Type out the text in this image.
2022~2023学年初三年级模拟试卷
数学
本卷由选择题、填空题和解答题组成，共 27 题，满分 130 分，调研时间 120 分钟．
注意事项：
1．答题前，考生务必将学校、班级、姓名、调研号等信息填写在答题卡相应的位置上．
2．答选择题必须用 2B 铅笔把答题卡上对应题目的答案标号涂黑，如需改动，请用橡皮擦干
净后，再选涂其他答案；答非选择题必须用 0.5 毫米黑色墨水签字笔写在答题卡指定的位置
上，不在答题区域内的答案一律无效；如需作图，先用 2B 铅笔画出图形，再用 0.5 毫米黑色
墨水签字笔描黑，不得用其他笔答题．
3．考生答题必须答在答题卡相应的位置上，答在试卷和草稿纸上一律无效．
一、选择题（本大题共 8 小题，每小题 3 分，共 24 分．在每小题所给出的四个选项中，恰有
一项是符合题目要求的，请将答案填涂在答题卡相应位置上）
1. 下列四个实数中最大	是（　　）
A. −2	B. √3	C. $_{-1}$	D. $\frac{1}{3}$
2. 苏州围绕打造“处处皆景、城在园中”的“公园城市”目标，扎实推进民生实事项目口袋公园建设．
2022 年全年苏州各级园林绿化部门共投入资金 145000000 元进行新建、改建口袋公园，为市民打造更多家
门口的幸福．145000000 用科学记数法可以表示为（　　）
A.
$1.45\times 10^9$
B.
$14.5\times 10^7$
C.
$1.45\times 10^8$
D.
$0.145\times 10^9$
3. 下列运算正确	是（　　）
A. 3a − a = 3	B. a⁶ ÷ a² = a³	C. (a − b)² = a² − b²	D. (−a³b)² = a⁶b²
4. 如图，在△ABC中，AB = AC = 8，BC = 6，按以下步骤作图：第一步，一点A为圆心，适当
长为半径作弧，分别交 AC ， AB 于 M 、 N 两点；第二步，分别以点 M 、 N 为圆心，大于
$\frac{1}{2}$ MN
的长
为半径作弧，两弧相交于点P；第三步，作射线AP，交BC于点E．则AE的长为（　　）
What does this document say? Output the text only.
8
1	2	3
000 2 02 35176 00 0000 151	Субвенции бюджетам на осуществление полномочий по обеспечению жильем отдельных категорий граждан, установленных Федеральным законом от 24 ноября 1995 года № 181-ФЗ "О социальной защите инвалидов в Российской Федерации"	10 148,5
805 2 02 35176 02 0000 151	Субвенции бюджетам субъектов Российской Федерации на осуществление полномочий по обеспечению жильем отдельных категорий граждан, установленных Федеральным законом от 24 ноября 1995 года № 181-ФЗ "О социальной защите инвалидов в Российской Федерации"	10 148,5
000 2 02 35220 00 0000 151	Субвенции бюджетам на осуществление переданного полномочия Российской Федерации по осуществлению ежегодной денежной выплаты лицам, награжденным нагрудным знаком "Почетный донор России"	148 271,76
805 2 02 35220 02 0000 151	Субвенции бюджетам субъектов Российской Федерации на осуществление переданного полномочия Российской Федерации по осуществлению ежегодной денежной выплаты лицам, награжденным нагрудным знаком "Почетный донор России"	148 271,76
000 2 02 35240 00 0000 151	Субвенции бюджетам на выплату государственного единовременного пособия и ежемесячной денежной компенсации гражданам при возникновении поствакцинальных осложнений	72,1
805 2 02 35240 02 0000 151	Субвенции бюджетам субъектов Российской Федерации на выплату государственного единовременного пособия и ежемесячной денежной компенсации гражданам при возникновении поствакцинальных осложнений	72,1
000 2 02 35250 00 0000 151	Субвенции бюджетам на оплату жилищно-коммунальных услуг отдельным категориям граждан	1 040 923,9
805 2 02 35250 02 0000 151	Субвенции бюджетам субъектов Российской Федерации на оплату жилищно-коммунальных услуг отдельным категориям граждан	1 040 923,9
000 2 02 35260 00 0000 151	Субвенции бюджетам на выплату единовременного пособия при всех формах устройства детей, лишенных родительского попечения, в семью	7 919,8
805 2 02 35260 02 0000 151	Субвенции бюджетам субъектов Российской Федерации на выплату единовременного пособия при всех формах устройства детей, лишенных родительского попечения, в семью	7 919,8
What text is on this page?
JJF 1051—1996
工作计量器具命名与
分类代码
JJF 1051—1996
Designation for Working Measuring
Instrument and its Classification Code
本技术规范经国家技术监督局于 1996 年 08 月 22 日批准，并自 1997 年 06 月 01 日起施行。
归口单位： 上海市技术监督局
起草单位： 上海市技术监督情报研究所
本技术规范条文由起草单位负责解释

● ● ● ●

* EXERCISE REQUIREMENTS: Above are the records; retype them all without a single difference.

* OUTPUT OF THE TASK:
Type out the text in this image.
2022~2023学年初三年级模拟试卷
数学
本卷由选择题、填空题和解答题组成，共 27 题，满分 130 分，调研时间 120 分钟．
注意事项：
1．答题前，考生务必将学校、班级、姓名、调研号等信息填写在答题卡相应的位置上．
2．答选择题必须用 2B 铅笔把答题卡上对应题目的答案标号涂黑，如需改动，请用橡皮擦干
净后，再选涂其他答案；答非选择题必须用 0.5 毫米黑色墨水签字笔写在答题卡指定的位置
上，不在答题区域内的答案一律无效；如需作图，先用 2B 铅笔画出图形，再用 0.5 毫米黑色
墨水签字笔描黑，不得用其他笔答题．
3．考生答题必须答在答题卡相应的位置上，答在试卷和草稿纸上一律无效．
一、选择题（本大题共 8 小题，每小题 3 分，共 24 分．在每小题所给出的四个选项中，恰有
一项是符合题目要求的，请将答案填涂在答题卡相应位置上）
1. 下列四个实数中最大	是（　　）
A. −2	B. √3	C. $_{-1}$	D. $\frac{1}{3}$
2. 苏州围绕打造“处处皆景、城在园中”的“公园城市”目标，扎实推进民生实事项目口袋公园建设．
2022 年全年苏州各级园林绿化部门共投入资金 145000000 元进行新建、改建口袋公园，为市民打造更多家
门口的幸福．145000000 用科学记数法可以表示为（　　）
A.
$1.45\times 10^9$
B.
$14.5\times 10^7$
C.
$1.45\times 10^8$
D.
$0.145\times 10^9$
3. 下列运算正确	是（　　）
A. 3a − a = 3	B. a⁶ ÷ a² = a³	C. (a − b)² = a² − b²	D. (−a³b)² = a⁶b²
4. 如图，在△ABC中，AB = AC = 8，BC = 6，按以下步骤作图：第一步，一点A为圆心，适当
长为半径作弧，分别交 AC ， AB 于 M 、 N 两点；第二步，分别以点 M 、 N 为圆心，大于
$\frac{1}{2}$ MN
的长
为半径作弧，两弧相交于点P；第三步，作射线AP，交BC于点E．则AE的长为（　　）
What does this document say? Output the text only.
8
1	2	3
000 2 02 35176 00 0000 151	Субвенции бюджетам на осуществление полномочий по обеспечению жильем отдельных категорий граждан, установленных Федеральным законом от 24 ноября 1995 года № 181-ФЗ "О социальной защите инвалидов в Российской Федерации"	10 148,5
805 2 02 35176 02 0000 151	Субвенции бюджетам субъектов Российской Федерации на осуществление полномочий по обеспечению жильем отдельных категорий граждан, установленных Федеральным законом от 24 ноября 1995 года № 181-ФЗ "О социальной защите инвалидов в Российской Федерации"	10 148,5
000 2 02 35220 00 0000 151	Субвенции бюджетам на осуществление переданного полномочия Российской Федерации по осуществлению ежегодной денежной выплаты лицам, награжденным нагрудным знаком "Почетный донор России"	148 271,76
805 2 02 35220 02 0000 151	Субвенции бюджетам субъектов Российской Федерации на осуществление переданного полномочия Российской Федерации по осуществлению ежегодной денежной выплаты лицам, награжденным нагрудным знаком "Почетный донор России"	148 271,76
000 2 02 35240 00 0000 151	Субвенции бюджетам на выплату государственного единовременного пособия и ежемесячной денежной компенсации гражданам при возникновении поствакцинальных осложнений	72,1
805 2 02 35240 02 0000 151	Субвенции бюджетам субъектов Российской Федерации на выплату государственного единовременного пособия и ежемесячной денежной компенсации гражданам при возникновении поствакцинальных осложнений	72,1
000 2 02 35250 00 0000 151	Субвенции бюджетам на оплату жилищно-коммунальных услуг отдельным категориям граждан	1 040 923,9
805 2 02 35250 02 0000 151	Субвенции бюджетам субъектов Российской Федерации на оплату жилищно-коммунальных услуг отдельным категориям граждан	1 040 923,9
000 2 02 35260 00 0000 151	Субвенции бюджетам на выплату единовременного пособия при всех формах устройства детей, лишенных родительского попечения, в семью	7 919,8
805 2 02 35260 02 0000 151	Субвенции бюджетам субъектов Российской Федерации на выплату единовременного пособия при всех формах устройства детей, лишенных родительского попечения, в семью	7 919,8
What text is on this page?
JJF 1051—1996
工作计量器具命名与
分类代码
JJF 1051—1996
Designation for Working Measuring
Instrument and its Classification Code
本技术规范经国家技术监督局于 1996 年 08 月 22 日批准，并自 1997 年 06 月 01 日起施行。
归口单位： 上海市技术监督局
起草单位： 上海市技术监督情报研究所
本技术规范条文由起草单位负责解释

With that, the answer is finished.